BEGIN

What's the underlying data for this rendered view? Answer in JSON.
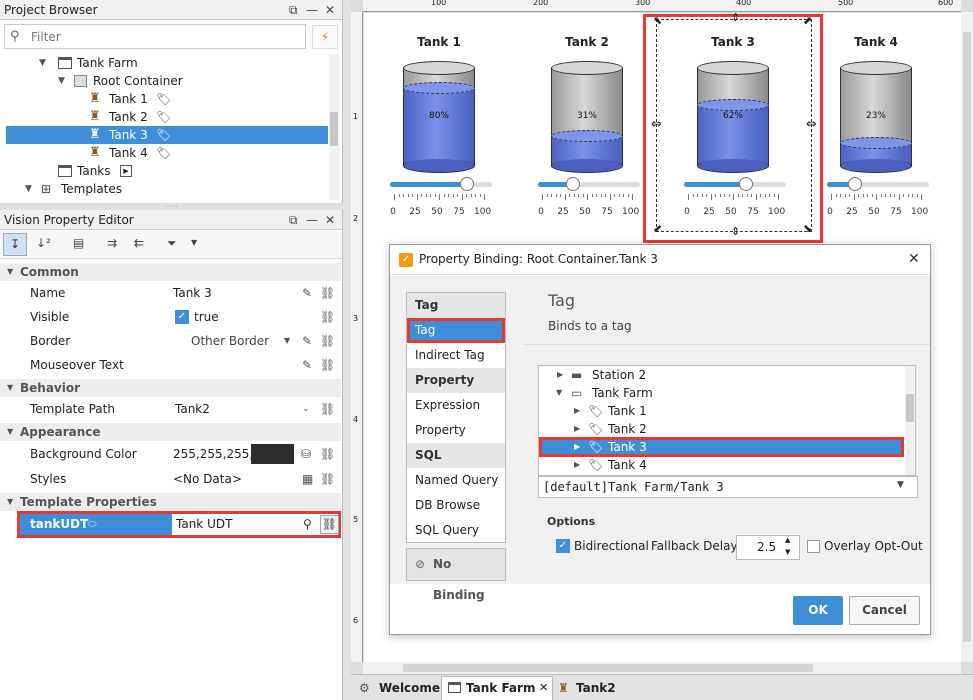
{
  "project_browser": {
    "title": "Project Browser",
    "filter_placeholder": "Filter",
    "tree": [
      {
        "label": "Tank Farm"
      },
      {
        "label": "Root Container"
      },
      {
        "label": "Tank 1"
      },
      {
        "label": "Tank 2"
      },
      {
        "label": "Tank 3"
      },
      {
        "label": "Tank 4"
      },
      {
        "label": "Tanks"
      },
      {
        "label": "Templates"
      }
    ]
  },
  "property_editor": {
    "title": "Vision Property Editor",
    "sections": {
      "common": "Common",
      "behavior": "Behavior",
      "appearance": "Appearance",
      "template_properties": "Template Properties"
    },
    "rows": {
      "name_label": "Name",
      "name_value": "Tank 3",
      "visible_label": "Visible",
      "visible_value": "true",
      "border_label": "Border",
      "border_value": "Other Border",
      "mouseover_label": "Mouseover Text",
      "mouseover_value": "",
      "template_path_label": "Template Path",
      "template_path_value": "Tank2",
      "bg_label": "Background Color",
      "bg_value": "255,255,255,",
      "styles_label": "Styles",
      "styles_value": "<No Data>",
      "tankudt_label": "tankUDT",
      "tankudt_value": "Tank UDT"
    }
  },
  "canvas": {
    "ruler_top": [
      "100",
      "200",
      "300",
      "400",
      "500",
      "600"
    ],
    "ruler_left": [
      "1",
      "2",
      "3",
      "4",
      "5",
      "6"
    ],
    "slider_ticks": [
      "0",
      "25",
      "50",
      "75",
      "100"
    ],
    "tanks": [
      {
        "title": "Tank 1",
        "level_text": "80%",
        "level": 0.8,
        "slider": 0.75
      },
      {
        "title": "Tank 2",
        "level_text": "31%",
        "level": 0.31,
        "slider": 0.33
      },
      {
        "title": "Tank 3",
        "level_text": "62%",
        "level": 0.62,
        "slider": 0.6
      },
      {
        "title": "Tank 4",
        "level_text": "23%",
        "level": 0.23,
        "slider": 0.25
      }
    ]
  },
  "dialog": {
    "title": "Property Binding: Root Container.Tank 3",
    "list": {
      "tag_header": "Tag",
      "tag": "Tag",
      "indirect_tag": "Indirect Tag",
      "property_header": "Property",
      "expression": "Expression",
      "property": "Property",
      "sql_header": "SQL",
      "named_query": "Named Query",
      "db_browse": "DB Browse",
      "sql_query": "SQL Query",
      "no_binding": "No Binding"
    },
    "content_title": "Tag",
    "content_subtitle": "Binds to a tag",
    "tag_tree": [
      {
        "label": "Station 2"
      },
      {
        "label": "Tank Farm"
      },
      {
        "label": "Tank 1"
      },
      {
        "label": "Tank 2"
      },
      {
        "label": "Tank 3"
      },
      {
        "label": "Tank 4"
      }
    ],
    "tag_path": "[default]Tank Farm/Tank 3",
    "options_label": "Options",
    "bidirectional_label": "Bidirectional",
    "fallback_label": "Fallback Delay",
    "fallback_value": "2.5",
    "overlay_label": "Overlay Opt-Out",
    "ok_label": "OK",
    "cancel_label": "Cancel"
  },
  "bottom_tabs": [
    {
      "label": "Welcome"
    },
    {
      "label": "Tank Farm"
    },
    {
      "label": "Tank2"
    }
  ],
  "colors": {
    "selection": "#3e8fd8",
    "highlight_box": "#e53935",
    "fluid": "#5a74d6",
    "ok_button": "#3e8fd8"
  }
}
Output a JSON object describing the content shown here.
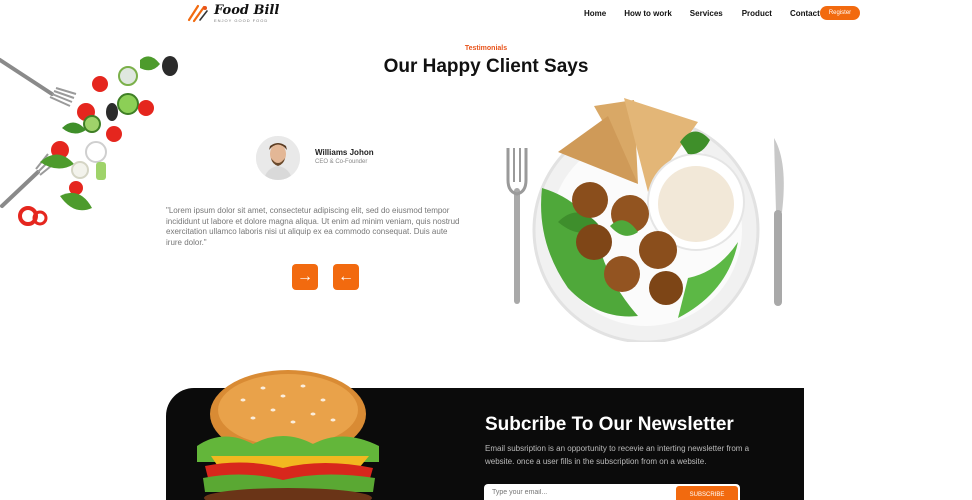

END

Leave out the pictures and transcribe everything else exactly.

What's the underlying data for this rendered view? Answer in JSON.
{
  "project_browser": {
    "title": "Project Browser",
    "filter_placeholder": "Filter",
    "tree": [
      {
        "label": "Tank Farm"
      },
      {
        "label": "Root Container"
      },
      {
        "label": "Tank 1"
      },
      {
        "label": "Tank 2"
      },
      {
        "label": "Tank 3"
      },
      {
        "label": "Tank 4"
      },
      {
        "label": "Tanks"
      },
      {
        "label": "Templates"
      }
    ]
  },
  "property_editor": {
    "title": "Vision Property Editor",
    "sections": {
      "common": "Common",
      "behavior": "Behavior",
      "appearance": "Appearance",
      "template_properties": "Template Properties"
    },
    "rows": {
      "name_label": "Name",
      "name_value": "Tank 3",
      "visible_label": "Visible",
      "visible_value": "true",
      "border_label": "Border",
      "border_value": "Other Border",
      "mouseover_label": "Mouseover Text",
      "mouseover_value": "",
      "template_path_label": "Template Path",
      "template_path_value": "Tank2",
      "bg_label": "Background Color",
      "bg_value": "255,255,255,",
      "styles_label": "Styles",
      "styles_value": "<No Data>",
      "tankudt_label": "tankUDT",
      "tankudt_value": "Tank UDT"
    }
  },
  "canvas": {
    "ruler_top": [
      "100",
      "200",
      "300",
      "400",
      "500",
      "600"
    ],
    "ruler_left": [
      "1",
      "2",
      "3",
      "4",
      "5",
      "6"
    ],
    "slider_ticks": [
      "0",
      "25",
      "50",
      "75",
      "100"
    ],
    "tanks": [
      {
        "title": "Tank 1",
        "level_text": "80%",
        "level": 0.8,
        "slider": 0.75
      },
      {
        "title": "Tank 2",
        "level_text": "31%",
        "level": 0.31,
        "slider": 0.33
      },
      {
        "title": "Tank 3",
        "level_text": "62%",
        "level": 0.62,
        "slider": 0.6
      },
      {
        "title": "Tank 4",
        "level_text": "23%",
        "level": 0.23,
        "slider": 0.25
      }
    ]
  },
  "dialog": {
    "title": "Property Binding: Root Container.Tank 3",
    "list": {
      "tag_header": "Tag",
      "tag": "Tag",
      "indirect_tag": "Indirect Tag",
      "property_header": "Property",
      "expression": "Expression",
      "property": "Property",
      "sql_header": "SQL",
      "named_query": "Named Query",
      "db_browse": "DB Browse",
      "sql_query": "SQL Query",
      "no_binding": "No Binding"
    },
    "content_title": "Tag",
    "content_subtitle": "Binds to a tag",
    "tag_tree": [
      {
        "label": "Station 2"
      },
      {
        "label": "Tank Farm"
      },
      {
        "label": "Tank 1"
      },
      {
        "label": "Tank 2"
      },
      {
        "label": "Tank 3"
      },
      {
        "label": "Tank 4"
      }
    ],
    "tag_path": "[default]Tank Farm/Tank 3",
    "options_label": "Options",
    "bidirectional_label": "Bidirectional",
    "fallback_label": "Fallback Delay",
    "fallback_value": "2.5",
    "overlay_label": "Overlay Opt-Out",
    "ok_label": "OK",
    "cancel_label": "Cancel"
  },
  "bottom_tabs": [
    {
      "label": "Welcome"
    },
    {
      "label": "Tank Farm"
    },
    {
      "label": "Tank2"
    }
  ],
  "colors": {
    "selection": "#3e8fd8",
    "highlight_box": "#e53935",
    "fluid": "#5a74d6",
    "ok_button": "#3e8fd8"
  }
}
Output a JSON object describing the content shown here.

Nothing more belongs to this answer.